Dataset records:
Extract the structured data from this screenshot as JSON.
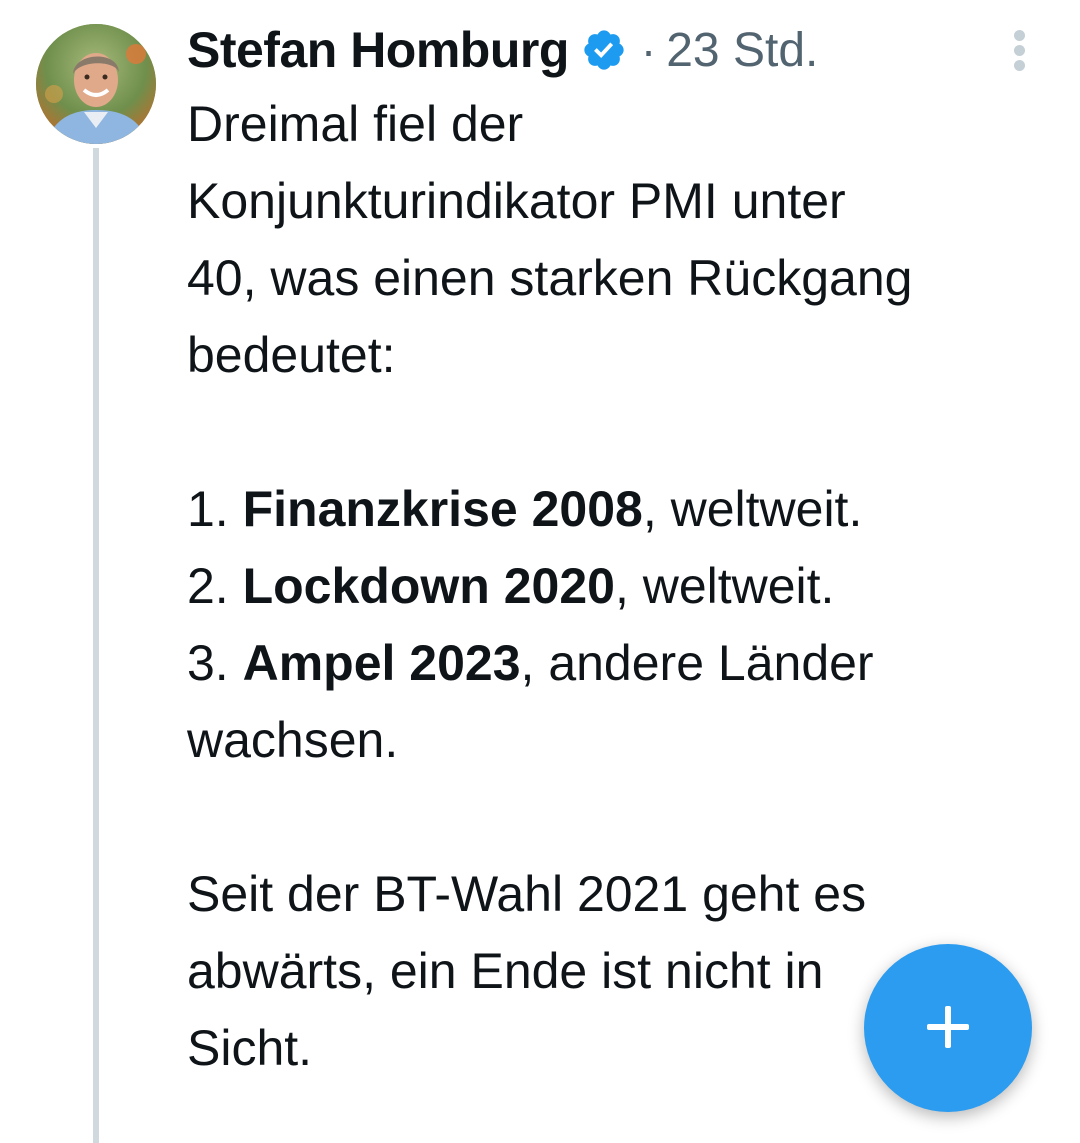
{
  "tweet": {
    "author": {
      "name": "Stefan Homburg",
      "verified": true,
      "avatar_icon": "profile-photo"
    },
    "separator": "·",
    "timestamp": "23 Std.",
    "more_icon": "vertical-ellipsis-icon",
    "text": {
      "intro_lines": [
        "Dreimal fiel der",
        "Konjunkturindikator PMI unter",
        "40, was einen starken Rückgang",
        "bedeutet:"
      ],
      "items": [
        {
          "number": "1. ",
          "bold": "Finanzkrise 2008",
          "rest": ", weltweit."
        },
        {
          "number": "2. ",
          "bold": "Lockdown 2020",
          "rest": ", weltweit."
        },
        {
          "number": "3. ",
          "bold": "Ampel 2023",
          "rest": ", andere Länder"
        }
      ],
      "item3_continuation": "wachsen.",
      "outro_lines": [
        "Seit der BT-Wahl 2021 geht es",
        "abwärts, ein Ende ist nicht in",
        "Sicht."
      ]
    }
  },
  "fab": {
    "icon": "plus-icon",
    "label": "+"
  },
  "colors": {
    "verified_badge": "#1d9bf0",
    "fab_background": "#2b9cf0",
    "text_primary": "#0f1419",
    "text_secondary": "#536471",
    "thread_line": "#cfd9de"
  }
}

▶ **Exercise requirements**:
Every line above should be repeated exactly; pictures stay out of the copy.

▶ **Exercise output**:
Extract the structured data from this screenshot as JSON.
{
  "tweet": {
    "author": {
      "name": "Stefan Homburg",
      "verified": true,
      "avatar_icon": "profile-photo"
    },
    "separator": "·",
    "timestamp": "23 Std.",
    "more_icon": "vertical-ellipsis-icon",
    "text": {
      "intro_lines": [
        "Dreimal fiel der",
        "Konjunkturindikator PMI unter",
        "40, was einen starken Rückgang",
        "bedeutet:"
      ],
      "items": [
        {
          "number": "1. ",
          "bold": "Finanzkrise 2008",
          "rest": ", weltweit."
        },
        {
          "number": "2. ",
          "bold": "Lockdown 2020",
          "rest": ", weltweit."
        },
        {
          "number": "3. ",
          "bold": "Ampel 2023",
          "rest": ", andere Länder"
        }
      ],
      "item3_continuation": "wachsen.",
      "outro_lines": [
        "Seit der BT-Wahl 2021 geht es",
        "abwärts, ein Ende ist nicht in",
        "Sicht."
      ]
    }
  },
  "fab": {
    "icon": "plus-icon",
    "label": "+"
  },
  "colors": {
    "verified_badge": "#1d9bf0",
    "fab_background": "#2b9cf0",
    "text_primary": "#0f1419",
    "text_secondary": "#536471",
    "thread_line": "#cfd9de"
  }
}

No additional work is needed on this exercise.